50° 57.0' N × 28° 38.0' E.
141 km WW of Kiev.
77 km N of Zhitomir.
E-3 on map A03.

159 Germans in 1926.

Map P354.7 w/Appendix.
Map P354.71 w/Lesov. #10
Map P287.4 w/Korosten.
Map A03.1 w/Lesov. #7

  • (a) 34K28A Grishchyenko.
  • (b) 34E26A Sign
See: Chernogubov, Rosovka, Veselovka, Gorshchik.

Mikhail Vasilyevich Grishchyenko.
260100 Ukraine,
Zhitomir Oblast,
City of Korosten,
Lenina Street #6, Museum.

Mikhail is the Director of the Museum. He was very knowledgeable about the former German Colonies. We talked to him on our last day in the area so we didn't get a chance to check on what he told us. See cities listed above.

He told of a German Colonist by the name of Ziklau (Ziglau) who was a chief Collaborator during WWII. Ziklau returned to his colony after the war, but was sent to Siberia. Ziklau had been instrumental in sending Ukrainians to forced-labor camps. One man lost a lung while in one of the camps. This man saw to it that Ziklau got sent to Siberia.

Mikhail told us that the present village of Rosovka was formed in 1934-38(?) by the consolidation of many scattered settlements in the area. Colony Lesovshchina, and Rosa Luxemburg were part of this consolidation.

GIVEN MATERIAL.
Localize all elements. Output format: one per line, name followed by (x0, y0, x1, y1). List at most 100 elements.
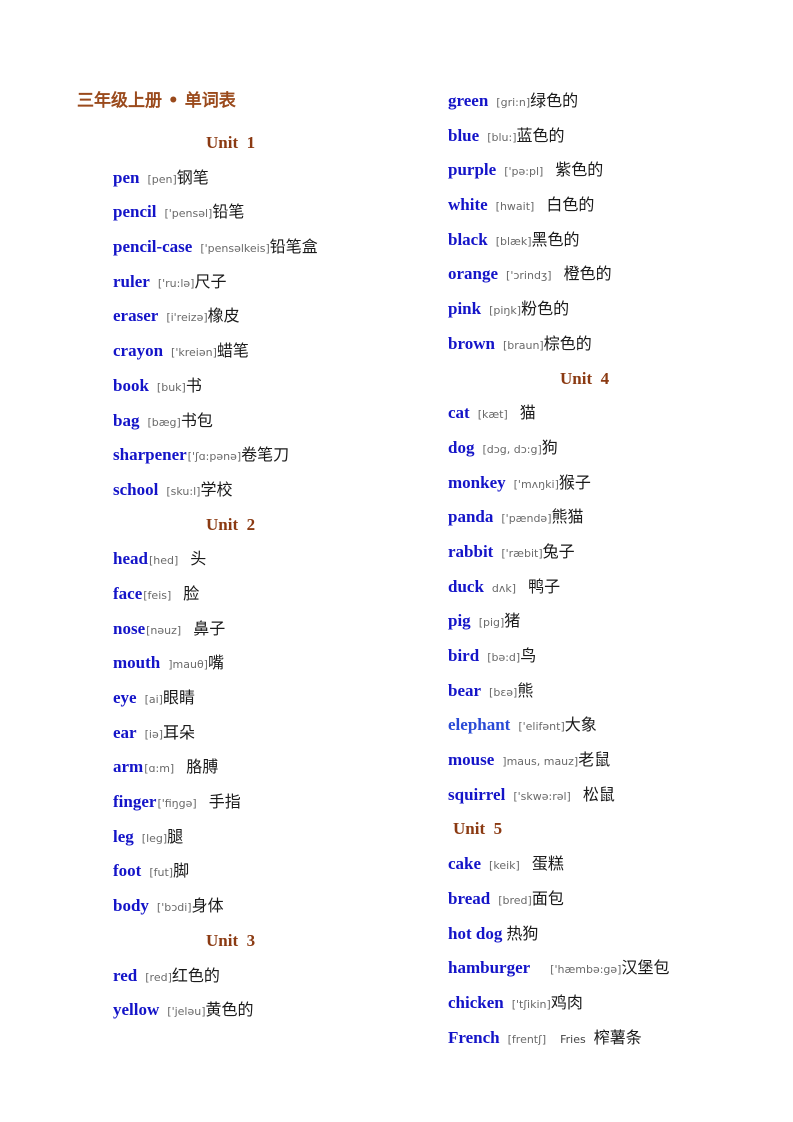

TASK 1.
Answer these from the excerpt about the former German colonies:
(a) How many Germans are recorded for 1926?
(b) To where was Ziklau sent after returning to his colony following the war?
(c) Which two places does Mikhail name as part of the consolidation that formed Rosovka?
TASK 2.
Reproduce the passage of the excerpt about the former German colonies starting with "77 km N of Zhitomir." and going on through "Rosovka, Veselovka, Gorshchik.".
Rely only on the excerpt about the former German colonies, not on the material.

WRITTEN RESPONSE 1.
(a) 159.
(b) Siberia.
(c) Colony Lesovshchina and Rosa Luxemburg.

WRITTEN RESPONSE 2.
77 km N of Zhitomir.
E-3 on map A03.

159 Germans in 1926.

Map P354.7 w/Appendix.
Map P354.71 w/Lesov. #10
Map P287.4 w/Korosten.
Map A03.1 w/Lesov. #7

  • (a) 34K28A Grishchyenko.
  • (b) 34E26A Sign
See: Chernogubov, Rosovka, Veselovka, Gorshchik.